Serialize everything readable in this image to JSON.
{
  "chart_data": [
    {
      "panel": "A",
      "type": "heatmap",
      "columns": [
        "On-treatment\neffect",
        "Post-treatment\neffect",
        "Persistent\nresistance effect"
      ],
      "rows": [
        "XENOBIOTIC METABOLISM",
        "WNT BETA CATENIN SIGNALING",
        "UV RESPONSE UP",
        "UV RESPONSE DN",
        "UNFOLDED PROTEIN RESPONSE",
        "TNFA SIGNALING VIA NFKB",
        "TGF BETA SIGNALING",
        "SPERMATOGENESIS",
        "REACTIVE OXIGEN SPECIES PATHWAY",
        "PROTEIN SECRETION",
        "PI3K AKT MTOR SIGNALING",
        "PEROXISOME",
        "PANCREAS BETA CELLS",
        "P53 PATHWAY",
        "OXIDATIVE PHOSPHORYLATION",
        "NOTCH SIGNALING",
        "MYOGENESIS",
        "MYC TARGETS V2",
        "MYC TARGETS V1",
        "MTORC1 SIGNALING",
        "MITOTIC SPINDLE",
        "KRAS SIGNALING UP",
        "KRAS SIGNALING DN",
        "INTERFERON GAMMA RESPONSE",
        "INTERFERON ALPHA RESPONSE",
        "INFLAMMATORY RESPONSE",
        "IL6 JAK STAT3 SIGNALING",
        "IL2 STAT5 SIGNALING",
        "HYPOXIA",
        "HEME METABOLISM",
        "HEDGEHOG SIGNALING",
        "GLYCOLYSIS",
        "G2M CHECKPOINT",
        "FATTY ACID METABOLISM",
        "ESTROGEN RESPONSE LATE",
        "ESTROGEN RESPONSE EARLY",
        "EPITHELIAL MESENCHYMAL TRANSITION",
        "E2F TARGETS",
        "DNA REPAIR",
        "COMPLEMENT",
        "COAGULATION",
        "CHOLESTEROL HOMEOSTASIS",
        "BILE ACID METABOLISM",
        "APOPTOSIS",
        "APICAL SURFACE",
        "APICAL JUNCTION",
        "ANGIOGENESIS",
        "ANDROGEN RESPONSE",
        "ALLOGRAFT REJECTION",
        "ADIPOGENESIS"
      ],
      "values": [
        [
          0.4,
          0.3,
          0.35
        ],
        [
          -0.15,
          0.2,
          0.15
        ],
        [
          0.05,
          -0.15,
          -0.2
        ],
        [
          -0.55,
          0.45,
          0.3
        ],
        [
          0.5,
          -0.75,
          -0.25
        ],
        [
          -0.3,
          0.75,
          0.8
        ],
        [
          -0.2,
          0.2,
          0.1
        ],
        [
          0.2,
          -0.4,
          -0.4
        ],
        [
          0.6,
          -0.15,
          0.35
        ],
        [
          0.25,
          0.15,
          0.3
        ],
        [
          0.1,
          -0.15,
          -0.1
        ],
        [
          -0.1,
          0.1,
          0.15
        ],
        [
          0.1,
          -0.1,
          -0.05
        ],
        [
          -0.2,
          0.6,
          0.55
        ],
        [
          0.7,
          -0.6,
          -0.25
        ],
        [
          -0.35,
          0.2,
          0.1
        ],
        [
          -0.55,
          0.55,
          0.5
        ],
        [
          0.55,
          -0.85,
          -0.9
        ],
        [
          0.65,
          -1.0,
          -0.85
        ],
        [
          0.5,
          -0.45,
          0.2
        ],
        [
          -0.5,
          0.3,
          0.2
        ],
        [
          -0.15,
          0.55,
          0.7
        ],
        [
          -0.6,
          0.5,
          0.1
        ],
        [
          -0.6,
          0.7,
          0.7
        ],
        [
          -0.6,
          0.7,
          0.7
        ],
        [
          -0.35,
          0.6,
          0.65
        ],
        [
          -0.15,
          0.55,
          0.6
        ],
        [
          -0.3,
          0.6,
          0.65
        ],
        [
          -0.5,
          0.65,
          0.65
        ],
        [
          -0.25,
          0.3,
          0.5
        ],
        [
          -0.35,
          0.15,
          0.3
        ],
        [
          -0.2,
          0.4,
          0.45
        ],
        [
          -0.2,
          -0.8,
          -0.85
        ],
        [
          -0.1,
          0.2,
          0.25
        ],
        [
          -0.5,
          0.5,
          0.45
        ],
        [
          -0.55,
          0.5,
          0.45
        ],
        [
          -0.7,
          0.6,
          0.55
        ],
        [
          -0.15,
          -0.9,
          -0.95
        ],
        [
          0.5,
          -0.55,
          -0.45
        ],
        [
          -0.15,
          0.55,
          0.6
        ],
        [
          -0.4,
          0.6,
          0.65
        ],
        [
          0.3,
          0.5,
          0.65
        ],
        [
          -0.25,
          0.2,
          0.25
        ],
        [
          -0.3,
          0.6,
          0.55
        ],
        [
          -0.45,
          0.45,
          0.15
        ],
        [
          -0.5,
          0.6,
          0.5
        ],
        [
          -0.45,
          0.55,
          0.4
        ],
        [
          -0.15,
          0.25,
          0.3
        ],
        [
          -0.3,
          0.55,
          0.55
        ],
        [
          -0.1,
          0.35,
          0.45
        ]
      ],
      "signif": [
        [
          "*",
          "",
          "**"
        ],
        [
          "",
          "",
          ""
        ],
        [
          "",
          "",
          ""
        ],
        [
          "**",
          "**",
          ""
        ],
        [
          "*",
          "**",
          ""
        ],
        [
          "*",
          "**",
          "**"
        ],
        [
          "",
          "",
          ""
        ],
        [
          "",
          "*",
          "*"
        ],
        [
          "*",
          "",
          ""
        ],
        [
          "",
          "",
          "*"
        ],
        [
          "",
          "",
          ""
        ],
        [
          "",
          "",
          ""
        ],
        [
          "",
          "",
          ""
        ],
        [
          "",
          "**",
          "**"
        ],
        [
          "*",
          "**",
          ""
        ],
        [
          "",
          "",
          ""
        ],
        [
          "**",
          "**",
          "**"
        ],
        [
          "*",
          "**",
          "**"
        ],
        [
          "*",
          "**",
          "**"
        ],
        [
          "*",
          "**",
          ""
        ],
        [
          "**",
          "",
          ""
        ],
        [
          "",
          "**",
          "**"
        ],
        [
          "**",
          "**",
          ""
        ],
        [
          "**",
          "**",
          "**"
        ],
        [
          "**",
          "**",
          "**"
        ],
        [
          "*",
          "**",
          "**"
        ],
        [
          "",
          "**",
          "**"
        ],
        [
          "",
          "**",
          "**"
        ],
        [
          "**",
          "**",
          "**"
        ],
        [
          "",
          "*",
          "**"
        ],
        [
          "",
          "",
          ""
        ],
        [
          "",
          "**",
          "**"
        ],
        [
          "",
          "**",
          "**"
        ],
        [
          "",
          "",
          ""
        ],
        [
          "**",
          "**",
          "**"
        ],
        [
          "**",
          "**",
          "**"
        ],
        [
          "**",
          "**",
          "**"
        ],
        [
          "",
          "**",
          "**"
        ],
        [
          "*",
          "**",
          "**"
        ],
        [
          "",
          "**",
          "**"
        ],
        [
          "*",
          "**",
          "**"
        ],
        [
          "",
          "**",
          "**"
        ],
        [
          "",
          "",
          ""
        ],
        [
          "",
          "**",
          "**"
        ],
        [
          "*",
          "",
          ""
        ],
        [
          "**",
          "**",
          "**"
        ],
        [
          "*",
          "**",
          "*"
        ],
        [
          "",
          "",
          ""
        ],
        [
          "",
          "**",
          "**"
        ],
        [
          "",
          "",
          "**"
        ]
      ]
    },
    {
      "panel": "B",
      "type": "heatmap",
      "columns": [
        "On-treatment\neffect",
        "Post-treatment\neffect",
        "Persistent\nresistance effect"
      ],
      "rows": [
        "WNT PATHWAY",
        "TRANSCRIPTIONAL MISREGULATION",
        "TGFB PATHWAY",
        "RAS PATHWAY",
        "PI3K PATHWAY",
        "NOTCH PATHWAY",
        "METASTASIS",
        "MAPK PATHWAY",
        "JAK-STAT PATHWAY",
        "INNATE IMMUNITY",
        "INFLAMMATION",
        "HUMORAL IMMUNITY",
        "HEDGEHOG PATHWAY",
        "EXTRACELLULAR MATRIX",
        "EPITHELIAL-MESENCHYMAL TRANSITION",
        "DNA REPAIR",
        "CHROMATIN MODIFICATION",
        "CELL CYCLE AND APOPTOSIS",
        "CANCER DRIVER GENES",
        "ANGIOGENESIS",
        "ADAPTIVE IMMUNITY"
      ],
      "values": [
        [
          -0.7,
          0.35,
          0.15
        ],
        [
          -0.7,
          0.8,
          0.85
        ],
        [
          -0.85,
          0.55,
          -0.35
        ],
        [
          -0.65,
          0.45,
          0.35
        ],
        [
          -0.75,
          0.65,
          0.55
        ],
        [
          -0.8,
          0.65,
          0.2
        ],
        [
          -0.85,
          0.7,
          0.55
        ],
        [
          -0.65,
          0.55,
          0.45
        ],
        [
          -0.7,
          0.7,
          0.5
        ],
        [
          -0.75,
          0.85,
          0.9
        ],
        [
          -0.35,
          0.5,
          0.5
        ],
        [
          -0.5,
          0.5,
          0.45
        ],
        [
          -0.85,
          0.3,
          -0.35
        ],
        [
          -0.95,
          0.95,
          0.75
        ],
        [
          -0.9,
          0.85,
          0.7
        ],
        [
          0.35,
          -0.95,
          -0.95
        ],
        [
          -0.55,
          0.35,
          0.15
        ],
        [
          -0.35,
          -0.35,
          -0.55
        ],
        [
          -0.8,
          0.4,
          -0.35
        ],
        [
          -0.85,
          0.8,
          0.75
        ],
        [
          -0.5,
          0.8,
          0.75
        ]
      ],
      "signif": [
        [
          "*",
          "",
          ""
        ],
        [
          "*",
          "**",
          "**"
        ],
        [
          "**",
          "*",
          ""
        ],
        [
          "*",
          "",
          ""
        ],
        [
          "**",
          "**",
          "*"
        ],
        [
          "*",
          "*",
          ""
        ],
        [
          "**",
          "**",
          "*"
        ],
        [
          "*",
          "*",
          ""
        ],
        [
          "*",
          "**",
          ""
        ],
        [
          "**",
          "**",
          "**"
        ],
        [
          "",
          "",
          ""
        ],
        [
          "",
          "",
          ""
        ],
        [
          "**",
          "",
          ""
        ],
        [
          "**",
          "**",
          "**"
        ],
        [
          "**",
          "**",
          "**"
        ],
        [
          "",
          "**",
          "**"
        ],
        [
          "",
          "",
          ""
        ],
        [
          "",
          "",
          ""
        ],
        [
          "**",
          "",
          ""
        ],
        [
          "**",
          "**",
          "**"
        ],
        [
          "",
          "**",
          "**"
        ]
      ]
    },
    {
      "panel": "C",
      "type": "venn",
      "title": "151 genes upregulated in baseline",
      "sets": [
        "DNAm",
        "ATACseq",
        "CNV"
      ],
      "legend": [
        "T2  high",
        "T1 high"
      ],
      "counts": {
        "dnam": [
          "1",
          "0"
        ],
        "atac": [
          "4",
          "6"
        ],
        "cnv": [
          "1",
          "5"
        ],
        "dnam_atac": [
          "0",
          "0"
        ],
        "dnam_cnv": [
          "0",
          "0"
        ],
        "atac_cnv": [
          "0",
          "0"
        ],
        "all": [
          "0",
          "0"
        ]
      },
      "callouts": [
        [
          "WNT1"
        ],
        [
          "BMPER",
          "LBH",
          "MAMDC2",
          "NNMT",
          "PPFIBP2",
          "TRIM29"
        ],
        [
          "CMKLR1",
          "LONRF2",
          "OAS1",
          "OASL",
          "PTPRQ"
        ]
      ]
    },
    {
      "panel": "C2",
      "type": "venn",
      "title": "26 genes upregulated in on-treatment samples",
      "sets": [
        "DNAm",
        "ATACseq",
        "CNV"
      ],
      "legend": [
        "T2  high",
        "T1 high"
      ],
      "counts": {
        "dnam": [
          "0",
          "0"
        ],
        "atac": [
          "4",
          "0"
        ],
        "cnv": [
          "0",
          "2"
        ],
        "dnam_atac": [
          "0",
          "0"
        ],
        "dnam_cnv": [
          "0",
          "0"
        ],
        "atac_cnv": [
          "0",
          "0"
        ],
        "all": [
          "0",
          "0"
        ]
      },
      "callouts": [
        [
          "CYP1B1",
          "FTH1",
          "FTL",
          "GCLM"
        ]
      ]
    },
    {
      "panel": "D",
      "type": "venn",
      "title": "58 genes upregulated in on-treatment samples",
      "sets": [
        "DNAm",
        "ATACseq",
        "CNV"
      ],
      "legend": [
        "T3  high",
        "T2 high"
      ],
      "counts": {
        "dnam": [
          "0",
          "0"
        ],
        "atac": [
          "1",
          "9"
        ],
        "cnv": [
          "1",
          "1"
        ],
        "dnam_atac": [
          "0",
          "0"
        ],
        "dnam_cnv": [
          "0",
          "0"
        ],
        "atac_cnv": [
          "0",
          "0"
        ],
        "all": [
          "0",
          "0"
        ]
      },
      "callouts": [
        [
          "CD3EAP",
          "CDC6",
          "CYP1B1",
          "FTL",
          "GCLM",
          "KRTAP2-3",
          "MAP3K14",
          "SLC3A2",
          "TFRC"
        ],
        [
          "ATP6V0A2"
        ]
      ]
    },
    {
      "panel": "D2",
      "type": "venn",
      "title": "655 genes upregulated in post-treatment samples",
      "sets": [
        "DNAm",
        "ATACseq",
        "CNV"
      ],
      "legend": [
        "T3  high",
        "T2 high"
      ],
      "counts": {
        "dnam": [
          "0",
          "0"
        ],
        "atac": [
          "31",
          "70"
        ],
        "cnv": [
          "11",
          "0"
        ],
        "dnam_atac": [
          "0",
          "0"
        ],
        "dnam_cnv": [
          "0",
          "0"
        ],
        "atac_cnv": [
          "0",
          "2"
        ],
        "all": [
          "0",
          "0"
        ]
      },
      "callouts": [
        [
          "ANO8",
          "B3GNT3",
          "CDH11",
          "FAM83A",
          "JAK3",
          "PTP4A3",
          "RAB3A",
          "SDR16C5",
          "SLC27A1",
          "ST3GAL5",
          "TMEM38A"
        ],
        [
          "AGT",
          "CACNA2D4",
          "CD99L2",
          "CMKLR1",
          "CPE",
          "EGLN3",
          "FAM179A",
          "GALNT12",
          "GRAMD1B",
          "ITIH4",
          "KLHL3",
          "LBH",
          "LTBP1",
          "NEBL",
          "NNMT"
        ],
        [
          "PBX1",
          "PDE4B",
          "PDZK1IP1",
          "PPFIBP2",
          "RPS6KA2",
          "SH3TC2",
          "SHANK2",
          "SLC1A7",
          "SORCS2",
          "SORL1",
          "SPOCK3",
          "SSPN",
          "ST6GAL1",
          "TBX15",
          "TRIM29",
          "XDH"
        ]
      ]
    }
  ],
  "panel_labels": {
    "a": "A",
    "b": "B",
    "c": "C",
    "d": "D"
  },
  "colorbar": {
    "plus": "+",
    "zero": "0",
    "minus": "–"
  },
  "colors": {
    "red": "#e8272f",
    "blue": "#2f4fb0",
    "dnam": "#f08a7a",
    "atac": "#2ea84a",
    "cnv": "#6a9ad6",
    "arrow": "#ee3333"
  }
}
------------------------------
> **What to work on**:
Among the entries, find every line holding "HEDGEHOG" and return it.

> **Result**:
        "HEDGEHOG SIGNALING",
        "HEDGEHOG PATHWAY",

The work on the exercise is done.